╭─ ENTRIES SHOWN

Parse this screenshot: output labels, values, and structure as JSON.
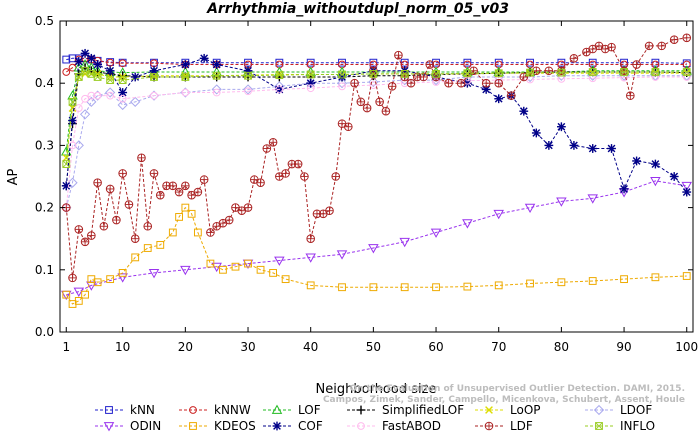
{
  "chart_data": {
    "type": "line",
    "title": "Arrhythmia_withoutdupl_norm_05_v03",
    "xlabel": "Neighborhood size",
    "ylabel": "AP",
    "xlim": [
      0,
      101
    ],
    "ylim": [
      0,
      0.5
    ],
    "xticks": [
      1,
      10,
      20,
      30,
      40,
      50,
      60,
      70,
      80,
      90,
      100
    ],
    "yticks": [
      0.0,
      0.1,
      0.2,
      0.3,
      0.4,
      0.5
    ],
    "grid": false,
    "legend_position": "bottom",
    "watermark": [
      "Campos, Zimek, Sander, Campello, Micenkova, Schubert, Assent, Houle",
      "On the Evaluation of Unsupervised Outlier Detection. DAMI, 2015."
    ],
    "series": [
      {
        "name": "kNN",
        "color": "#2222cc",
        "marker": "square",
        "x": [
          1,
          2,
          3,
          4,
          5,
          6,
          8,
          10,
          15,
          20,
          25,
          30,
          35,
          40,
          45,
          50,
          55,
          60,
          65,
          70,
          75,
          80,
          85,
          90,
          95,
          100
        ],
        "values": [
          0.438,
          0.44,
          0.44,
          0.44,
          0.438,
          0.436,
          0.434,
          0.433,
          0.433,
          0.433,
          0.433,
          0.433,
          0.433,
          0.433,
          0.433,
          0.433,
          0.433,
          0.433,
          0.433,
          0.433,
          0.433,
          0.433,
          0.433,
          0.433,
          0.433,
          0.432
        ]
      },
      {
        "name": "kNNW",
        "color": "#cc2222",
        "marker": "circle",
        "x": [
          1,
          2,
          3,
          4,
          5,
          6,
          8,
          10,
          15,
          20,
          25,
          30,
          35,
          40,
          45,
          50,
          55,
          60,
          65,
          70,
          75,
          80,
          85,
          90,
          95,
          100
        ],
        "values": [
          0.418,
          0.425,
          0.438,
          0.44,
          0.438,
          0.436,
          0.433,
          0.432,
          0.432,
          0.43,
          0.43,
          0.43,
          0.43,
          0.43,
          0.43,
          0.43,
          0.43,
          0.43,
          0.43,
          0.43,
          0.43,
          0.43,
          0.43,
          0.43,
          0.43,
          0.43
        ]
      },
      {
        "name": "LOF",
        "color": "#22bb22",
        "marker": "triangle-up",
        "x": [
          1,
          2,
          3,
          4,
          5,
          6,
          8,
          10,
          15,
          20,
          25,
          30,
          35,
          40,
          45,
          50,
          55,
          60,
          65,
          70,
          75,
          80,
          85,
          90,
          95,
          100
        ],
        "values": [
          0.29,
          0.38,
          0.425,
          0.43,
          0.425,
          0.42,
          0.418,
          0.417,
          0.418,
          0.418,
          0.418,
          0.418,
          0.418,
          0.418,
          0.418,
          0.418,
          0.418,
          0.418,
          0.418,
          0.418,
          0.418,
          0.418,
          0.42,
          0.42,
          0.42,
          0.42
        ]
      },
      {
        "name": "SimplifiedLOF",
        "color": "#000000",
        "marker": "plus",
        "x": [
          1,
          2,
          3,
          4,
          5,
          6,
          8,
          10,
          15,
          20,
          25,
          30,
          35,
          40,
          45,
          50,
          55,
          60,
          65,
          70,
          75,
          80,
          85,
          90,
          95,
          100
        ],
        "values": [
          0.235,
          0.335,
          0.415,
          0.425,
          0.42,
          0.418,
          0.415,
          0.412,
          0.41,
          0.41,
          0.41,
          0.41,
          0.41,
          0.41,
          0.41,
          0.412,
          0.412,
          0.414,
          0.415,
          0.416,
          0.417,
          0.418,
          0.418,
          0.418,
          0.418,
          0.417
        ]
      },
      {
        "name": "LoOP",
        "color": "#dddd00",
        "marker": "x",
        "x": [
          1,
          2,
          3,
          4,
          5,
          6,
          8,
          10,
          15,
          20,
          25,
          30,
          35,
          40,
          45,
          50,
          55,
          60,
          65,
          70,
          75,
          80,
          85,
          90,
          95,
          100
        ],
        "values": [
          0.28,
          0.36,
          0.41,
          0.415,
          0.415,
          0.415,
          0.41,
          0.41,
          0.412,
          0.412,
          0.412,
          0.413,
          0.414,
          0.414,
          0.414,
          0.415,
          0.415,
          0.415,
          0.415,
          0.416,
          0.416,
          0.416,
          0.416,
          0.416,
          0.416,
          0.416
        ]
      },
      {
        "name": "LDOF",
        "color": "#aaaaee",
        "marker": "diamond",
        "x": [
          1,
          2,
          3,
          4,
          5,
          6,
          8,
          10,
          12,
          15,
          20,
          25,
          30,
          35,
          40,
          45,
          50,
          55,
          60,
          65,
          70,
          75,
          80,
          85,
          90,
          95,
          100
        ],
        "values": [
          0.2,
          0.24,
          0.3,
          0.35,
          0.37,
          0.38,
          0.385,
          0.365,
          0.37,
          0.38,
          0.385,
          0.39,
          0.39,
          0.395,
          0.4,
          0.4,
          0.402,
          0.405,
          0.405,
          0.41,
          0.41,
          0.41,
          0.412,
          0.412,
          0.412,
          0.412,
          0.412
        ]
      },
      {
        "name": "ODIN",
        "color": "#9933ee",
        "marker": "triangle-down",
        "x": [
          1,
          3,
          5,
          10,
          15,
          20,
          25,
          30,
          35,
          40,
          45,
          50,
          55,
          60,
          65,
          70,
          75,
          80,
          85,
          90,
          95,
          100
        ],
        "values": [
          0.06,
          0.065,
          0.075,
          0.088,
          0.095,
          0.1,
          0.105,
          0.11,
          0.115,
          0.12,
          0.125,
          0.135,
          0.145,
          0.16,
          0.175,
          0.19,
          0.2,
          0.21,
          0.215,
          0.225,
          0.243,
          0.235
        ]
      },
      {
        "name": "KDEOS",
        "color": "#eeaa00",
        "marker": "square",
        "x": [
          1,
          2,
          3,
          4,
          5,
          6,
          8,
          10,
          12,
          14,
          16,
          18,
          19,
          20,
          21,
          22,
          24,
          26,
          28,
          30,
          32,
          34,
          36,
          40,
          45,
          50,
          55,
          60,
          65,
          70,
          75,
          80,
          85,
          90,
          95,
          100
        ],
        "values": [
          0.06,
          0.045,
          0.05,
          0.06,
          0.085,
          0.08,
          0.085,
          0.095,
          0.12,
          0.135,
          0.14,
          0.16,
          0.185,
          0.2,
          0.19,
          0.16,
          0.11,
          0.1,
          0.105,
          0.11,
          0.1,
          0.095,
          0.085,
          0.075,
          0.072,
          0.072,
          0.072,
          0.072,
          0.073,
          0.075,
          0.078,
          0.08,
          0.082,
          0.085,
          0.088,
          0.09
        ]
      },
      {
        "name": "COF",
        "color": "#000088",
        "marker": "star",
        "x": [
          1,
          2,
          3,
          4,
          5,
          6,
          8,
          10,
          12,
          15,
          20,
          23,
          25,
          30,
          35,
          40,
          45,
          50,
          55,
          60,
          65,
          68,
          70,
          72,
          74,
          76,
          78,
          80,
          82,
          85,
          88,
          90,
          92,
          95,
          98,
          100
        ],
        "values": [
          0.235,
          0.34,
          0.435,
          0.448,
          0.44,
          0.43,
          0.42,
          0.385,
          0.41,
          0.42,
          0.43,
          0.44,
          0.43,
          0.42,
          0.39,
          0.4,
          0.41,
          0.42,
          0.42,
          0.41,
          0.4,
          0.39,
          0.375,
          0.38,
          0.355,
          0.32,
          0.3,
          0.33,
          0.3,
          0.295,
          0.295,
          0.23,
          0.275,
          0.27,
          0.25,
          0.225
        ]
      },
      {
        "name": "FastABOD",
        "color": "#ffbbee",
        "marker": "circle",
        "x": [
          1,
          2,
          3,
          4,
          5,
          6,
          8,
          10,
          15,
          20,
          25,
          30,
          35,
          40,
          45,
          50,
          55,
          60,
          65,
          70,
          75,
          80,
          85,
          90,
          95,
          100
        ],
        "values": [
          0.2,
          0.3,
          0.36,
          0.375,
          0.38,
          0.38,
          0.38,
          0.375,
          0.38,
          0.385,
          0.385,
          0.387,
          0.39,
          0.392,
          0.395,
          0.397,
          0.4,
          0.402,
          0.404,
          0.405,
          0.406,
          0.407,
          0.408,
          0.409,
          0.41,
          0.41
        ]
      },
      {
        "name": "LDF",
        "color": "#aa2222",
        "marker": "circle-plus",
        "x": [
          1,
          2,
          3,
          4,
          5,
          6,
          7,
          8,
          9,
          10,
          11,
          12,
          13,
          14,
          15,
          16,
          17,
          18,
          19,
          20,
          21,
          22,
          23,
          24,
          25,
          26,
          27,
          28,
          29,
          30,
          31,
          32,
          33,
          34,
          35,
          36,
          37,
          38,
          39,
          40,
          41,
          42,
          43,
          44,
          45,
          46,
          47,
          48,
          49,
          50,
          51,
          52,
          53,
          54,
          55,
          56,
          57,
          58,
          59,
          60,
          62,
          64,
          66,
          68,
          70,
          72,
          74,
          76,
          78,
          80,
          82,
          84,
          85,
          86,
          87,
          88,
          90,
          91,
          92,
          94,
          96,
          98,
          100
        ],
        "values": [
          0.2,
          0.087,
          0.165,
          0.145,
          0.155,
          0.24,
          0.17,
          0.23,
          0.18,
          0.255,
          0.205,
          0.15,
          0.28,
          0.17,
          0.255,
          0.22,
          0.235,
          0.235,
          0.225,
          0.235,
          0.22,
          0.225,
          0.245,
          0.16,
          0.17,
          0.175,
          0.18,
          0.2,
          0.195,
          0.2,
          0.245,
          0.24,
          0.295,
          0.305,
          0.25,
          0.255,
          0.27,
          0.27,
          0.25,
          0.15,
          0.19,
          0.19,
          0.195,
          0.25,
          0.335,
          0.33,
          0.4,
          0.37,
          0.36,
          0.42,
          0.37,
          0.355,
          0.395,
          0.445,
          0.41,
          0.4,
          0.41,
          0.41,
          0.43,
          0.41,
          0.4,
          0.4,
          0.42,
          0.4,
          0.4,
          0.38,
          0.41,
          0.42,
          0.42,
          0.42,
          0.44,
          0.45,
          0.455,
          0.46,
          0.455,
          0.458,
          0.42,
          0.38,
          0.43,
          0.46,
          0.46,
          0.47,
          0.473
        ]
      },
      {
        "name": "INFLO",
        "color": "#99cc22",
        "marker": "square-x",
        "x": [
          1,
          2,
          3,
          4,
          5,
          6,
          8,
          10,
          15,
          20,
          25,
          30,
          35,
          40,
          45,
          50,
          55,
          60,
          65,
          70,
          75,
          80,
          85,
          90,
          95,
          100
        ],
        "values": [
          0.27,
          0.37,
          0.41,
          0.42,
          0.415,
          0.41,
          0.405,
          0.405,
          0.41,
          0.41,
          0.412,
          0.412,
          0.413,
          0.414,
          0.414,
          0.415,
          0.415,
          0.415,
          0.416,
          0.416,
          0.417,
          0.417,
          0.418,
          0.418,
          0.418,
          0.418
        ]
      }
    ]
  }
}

╰─
╭─ ENTRIES SHOWN

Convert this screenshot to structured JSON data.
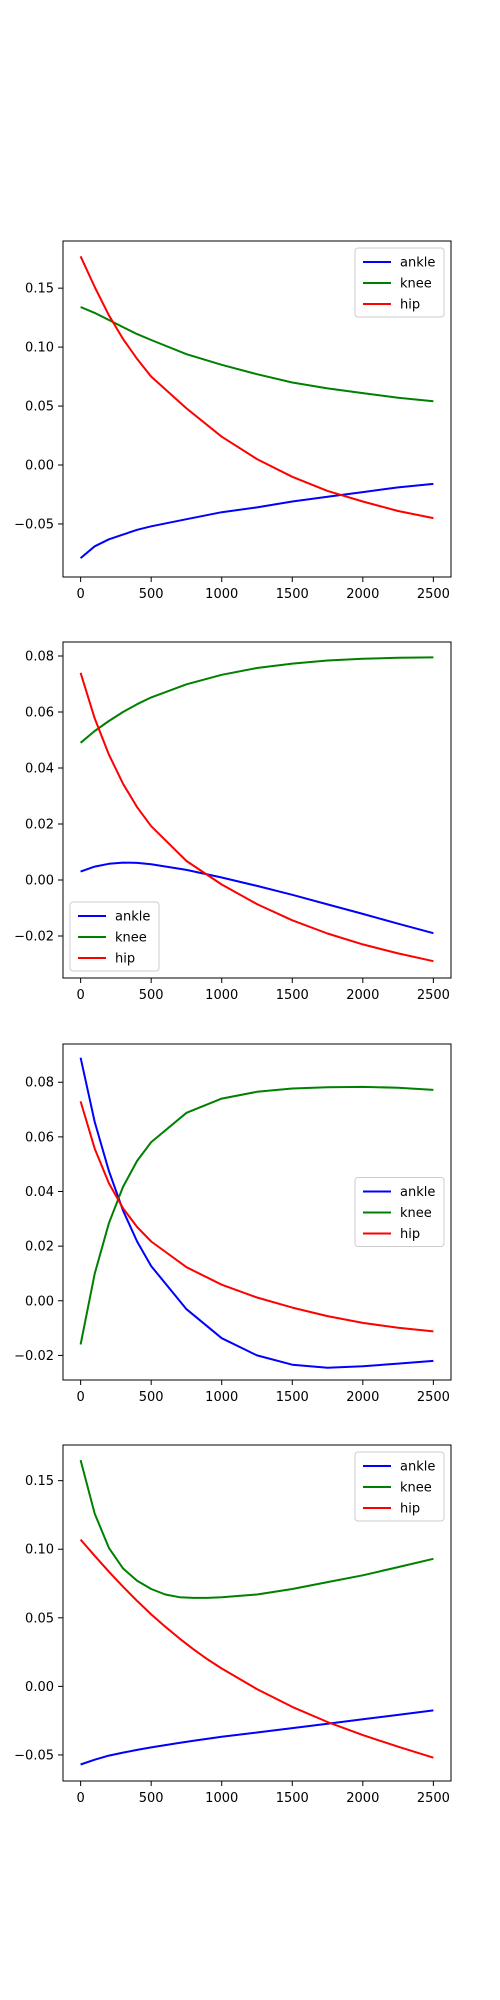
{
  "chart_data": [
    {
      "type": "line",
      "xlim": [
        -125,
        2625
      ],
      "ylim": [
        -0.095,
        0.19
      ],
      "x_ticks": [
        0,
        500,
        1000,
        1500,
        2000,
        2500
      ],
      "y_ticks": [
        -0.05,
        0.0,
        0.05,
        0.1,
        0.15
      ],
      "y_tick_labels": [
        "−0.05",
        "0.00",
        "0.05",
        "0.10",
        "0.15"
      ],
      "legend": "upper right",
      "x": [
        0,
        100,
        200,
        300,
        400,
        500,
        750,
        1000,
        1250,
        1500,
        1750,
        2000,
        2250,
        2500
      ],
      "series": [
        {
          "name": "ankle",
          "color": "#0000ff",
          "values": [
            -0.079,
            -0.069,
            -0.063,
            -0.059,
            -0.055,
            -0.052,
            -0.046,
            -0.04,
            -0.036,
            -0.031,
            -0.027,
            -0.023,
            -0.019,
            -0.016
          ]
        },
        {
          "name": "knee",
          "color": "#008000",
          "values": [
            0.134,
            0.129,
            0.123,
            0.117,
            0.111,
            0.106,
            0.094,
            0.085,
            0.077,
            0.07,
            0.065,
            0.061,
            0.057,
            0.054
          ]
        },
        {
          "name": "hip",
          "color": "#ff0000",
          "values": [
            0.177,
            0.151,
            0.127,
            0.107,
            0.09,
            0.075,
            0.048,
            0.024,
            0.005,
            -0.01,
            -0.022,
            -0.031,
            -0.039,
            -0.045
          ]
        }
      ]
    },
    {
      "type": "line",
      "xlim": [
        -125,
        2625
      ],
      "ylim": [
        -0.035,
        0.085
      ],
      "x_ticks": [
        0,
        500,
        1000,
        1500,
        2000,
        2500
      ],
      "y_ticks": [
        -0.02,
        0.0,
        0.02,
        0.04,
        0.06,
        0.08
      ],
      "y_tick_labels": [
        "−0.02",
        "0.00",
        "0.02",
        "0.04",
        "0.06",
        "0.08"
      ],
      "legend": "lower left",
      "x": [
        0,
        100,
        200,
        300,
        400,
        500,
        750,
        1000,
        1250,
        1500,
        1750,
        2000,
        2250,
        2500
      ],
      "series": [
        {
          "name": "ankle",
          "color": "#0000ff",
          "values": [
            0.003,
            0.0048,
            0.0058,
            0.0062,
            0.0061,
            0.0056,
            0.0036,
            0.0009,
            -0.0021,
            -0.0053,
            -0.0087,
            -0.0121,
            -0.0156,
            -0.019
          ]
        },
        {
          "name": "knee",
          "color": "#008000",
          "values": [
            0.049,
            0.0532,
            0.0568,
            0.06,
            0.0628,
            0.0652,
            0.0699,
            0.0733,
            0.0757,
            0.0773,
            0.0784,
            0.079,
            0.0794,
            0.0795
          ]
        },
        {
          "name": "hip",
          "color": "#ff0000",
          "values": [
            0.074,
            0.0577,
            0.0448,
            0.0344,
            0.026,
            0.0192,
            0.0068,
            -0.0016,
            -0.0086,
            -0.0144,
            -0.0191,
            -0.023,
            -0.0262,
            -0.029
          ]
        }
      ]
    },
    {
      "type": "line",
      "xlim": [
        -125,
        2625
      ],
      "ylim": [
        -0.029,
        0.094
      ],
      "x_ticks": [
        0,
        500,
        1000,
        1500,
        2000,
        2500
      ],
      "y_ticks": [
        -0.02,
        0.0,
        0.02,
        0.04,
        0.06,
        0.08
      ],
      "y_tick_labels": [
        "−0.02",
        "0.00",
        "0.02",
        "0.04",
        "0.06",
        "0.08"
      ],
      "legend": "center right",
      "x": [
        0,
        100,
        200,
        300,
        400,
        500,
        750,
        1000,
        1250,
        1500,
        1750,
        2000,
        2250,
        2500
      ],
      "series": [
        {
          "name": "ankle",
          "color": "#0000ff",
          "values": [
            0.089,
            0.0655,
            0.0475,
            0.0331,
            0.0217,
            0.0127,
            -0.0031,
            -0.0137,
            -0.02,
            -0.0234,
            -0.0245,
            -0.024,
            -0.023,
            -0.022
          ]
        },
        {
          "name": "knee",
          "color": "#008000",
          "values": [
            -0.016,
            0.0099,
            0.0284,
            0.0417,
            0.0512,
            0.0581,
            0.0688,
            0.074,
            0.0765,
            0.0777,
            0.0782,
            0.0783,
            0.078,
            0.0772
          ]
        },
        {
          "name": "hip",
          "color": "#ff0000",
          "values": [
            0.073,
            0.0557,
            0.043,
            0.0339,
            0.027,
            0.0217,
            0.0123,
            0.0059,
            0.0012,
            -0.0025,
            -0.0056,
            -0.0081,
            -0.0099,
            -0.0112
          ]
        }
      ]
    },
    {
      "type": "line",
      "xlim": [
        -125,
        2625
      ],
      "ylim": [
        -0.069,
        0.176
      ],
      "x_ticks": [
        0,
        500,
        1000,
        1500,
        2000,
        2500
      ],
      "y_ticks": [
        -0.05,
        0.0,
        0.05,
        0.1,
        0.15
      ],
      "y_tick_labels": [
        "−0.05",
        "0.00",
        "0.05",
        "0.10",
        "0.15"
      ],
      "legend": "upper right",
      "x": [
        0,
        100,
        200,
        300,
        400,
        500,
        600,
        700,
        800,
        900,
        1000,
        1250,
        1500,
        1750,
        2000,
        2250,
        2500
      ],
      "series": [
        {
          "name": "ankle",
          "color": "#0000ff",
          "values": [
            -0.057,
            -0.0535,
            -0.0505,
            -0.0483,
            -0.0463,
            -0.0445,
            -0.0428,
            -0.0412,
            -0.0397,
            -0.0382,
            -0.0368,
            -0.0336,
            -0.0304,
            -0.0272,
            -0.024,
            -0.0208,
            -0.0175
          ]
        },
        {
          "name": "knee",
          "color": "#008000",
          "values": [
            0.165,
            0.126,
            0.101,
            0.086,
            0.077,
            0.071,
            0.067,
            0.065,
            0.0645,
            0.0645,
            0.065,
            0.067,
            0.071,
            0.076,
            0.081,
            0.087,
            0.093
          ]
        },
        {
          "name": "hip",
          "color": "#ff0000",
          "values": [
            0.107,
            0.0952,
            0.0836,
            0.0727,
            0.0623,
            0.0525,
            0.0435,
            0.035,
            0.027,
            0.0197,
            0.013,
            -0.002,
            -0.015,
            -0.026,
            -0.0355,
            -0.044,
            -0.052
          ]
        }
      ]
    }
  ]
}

╰─

■ REQUIRED WORK
In the records above, how many lines include "this"? Give that number and nothing more.

■ OUTPUT OF THE TASK
2